> _What is needed_:
Decide whether each statement below agrees with the testing post, answering yes or no and quoting the deciding words. 1. The author's test projects usually have three main pieces. 2. WatiN or UIAutomation serves as the user model. 3. With the cloud, performance improvements save operational cost almost right away.

In the old days if it your app works acceptably well on the machines you already had (with some headspace) that was all you cared about. With the cloud, however, there is no fixed asset, so any performance improvements will save you operational cost pretty much immediately, and there will probably need to be a more regular assessment of your needs, especially if you have variability in your weekly / monthly / yearly demand.


In any case, this whole area is going to be new frontier, with a myriad of concerns not only technically but morally as well (e.g. legal jurisdiction, security/privacy). Exciting!

Feel free to share your thoughts on how VM technology is going to affect the tester.

December 3, 2008

User Modelling and Test Automation

Not many people have talked about the "other side" of test modelling - what I call the user model, or the human proxy :-) And it's taken me some time to fall on this pattern to separate the input from the app model (decouple it) in a way that I'm happy with.

My Test projects typically have 3 main pieces:


  • A test fixture/s .. the test/s themselves - uses both the page and user model

  • An app model .. whatever test framework drives the app (i.e. WatiN /UIAutomation etc...)

  • and a user model

The user model is the mechanism I use to deliver data to the AUT. Think of the typical user view of the app - as a User of the app I have a username, password, email and dob etc. The user might need a shopping list which in itself might have many items, or only a few. They may need credit card with specific properites - Good, Expired, noAvailableCredit, weirdCardtype etc

So for my example app here, I have simple property bag classes of type User, PurchaseItem and CreditCard - with a User instance having a ShoppingList (made up of PurchaseItems) and a CreditCard. The nature of this model will depend on what your app does - a zoo management app would probably need animal, cage and refreshment-kiosk objects.

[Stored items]

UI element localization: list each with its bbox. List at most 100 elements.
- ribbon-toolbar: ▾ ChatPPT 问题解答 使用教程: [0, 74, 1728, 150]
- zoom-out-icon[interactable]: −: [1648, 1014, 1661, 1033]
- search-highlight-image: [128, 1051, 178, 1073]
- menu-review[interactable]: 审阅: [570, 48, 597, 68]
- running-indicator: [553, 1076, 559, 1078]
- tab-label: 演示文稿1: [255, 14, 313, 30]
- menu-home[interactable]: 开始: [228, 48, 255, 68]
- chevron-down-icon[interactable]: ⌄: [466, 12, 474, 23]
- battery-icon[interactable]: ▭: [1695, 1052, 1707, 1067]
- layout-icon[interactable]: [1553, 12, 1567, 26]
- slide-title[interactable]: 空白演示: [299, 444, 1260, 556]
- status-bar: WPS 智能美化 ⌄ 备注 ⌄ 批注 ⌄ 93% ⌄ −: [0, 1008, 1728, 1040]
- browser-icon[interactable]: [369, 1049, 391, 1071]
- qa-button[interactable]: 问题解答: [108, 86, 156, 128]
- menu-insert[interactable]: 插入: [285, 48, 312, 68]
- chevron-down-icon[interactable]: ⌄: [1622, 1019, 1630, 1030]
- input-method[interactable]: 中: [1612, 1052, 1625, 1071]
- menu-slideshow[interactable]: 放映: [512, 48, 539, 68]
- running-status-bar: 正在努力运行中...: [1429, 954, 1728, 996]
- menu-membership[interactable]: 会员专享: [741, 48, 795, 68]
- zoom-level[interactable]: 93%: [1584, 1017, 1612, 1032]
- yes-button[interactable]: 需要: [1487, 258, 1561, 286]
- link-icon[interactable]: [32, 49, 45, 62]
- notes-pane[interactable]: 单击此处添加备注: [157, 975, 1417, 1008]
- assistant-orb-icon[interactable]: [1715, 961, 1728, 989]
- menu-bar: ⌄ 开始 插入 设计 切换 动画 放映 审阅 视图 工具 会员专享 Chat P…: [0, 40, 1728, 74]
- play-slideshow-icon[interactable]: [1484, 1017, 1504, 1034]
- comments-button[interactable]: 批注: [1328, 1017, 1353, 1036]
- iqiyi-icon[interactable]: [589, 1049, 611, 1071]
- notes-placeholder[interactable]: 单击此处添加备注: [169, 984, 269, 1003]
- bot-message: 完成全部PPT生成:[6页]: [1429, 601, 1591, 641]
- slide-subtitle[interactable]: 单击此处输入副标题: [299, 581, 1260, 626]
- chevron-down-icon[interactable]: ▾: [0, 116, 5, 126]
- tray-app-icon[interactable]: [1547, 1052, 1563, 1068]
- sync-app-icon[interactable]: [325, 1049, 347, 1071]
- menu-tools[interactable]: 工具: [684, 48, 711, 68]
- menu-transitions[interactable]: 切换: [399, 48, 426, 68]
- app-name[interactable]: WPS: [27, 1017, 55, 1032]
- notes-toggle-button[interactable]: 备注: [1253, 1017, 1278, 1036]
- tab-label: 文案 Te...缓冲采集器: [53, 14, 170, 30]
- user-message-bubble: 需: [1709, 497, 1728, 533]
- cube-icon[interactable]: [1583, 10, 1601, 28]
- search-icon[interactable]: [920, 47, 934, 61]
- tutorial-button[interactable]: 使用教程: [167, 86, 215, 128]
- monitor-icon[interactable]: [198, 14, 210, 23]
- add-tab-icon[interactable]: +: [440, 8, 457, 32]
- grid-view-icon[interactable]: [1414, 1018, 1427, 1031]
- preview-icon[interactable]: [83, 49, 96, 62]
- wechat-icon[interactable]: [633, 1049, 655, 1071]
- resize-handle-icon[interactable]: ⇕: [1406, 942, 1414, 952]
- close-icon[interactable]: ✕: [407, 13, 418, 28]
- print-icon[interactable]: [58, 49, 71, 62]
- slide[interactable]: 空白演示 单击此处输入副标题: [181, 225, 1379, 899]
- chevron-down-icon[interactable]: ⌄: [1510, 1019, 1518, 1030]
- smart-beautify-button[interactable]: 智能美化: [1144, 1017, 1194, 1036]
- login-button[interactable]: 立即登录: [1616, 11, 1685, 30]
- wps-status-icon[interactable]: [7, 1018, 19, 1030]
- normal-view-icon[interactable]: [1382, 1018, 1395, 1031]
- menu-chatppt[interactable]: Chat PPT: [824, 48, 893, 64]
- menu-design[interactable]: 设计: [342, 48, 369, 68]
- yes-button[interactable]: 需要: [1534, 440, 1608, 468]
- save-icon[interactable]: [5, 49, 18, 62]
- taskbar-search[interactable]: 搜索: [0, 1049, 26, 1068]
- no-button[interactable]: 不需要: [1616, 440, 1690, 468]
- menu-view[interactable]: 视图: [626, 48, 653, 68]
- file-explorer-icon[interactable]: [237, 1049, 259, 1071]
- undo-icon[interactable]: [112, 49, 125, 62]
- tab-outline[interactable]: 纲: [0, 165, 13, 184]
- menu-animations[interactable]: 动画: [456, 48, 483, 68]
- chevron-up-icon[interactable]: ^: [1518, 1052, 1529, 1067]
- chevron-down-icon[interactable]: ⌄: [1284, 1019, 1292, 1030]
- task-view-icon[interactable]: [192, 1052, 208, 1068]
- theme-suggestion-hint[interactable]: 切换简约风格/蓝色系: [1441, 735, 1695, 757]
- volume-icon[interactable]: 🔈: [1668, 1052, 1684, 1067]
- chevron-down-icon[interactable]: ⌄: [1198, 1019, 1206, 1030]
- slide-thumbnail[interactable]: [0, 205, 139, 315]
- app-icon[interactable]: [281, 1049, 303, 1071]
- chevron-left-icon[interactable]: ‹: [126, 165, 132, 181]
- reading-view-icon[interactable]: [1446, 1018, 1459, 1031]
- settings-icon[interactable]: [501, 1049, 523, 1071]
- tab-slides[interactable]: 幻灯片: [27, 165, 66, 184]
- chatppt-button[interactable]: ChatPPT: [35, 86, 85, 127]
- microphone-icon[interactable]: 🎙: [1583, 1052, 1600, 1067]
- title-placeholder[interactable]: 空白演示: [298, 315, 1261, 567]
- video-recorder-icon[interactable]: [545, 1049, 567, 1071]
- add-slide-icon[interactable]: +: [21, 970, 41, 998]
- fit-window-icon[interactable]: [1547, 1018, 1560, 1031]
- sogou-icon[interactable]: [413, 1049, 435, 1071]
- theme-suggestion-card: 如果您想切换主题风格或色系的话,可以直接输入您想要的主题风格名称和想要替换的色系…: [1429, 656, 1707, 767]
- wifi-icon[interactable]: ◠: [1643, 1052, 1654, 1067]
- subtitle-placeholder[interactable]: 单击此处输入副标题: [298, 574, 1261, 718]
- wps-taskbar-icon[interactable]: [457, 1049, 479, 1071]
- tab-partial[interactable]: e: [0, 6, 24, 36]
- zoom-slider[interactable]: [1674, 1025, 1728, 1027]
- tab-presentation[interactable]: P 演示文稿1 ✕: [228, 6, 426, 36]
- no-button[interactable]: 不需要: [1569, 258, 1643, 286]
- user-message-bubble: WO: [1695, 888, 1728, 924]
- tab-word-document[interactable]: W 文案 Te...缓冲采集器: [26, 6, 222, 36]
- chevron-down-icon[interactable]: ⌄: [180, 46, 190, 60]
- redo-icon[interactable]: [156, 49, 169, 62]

> _Problem solution_:
1. Yes: "My Test projects typically have 3 main pieces"
2. No: "An app model .. whatever test framework drives the app (i.e. WatiN /UIAutomation etc...)"
3. Yes: "any performance improvements will save you operational cost pretty much immediately"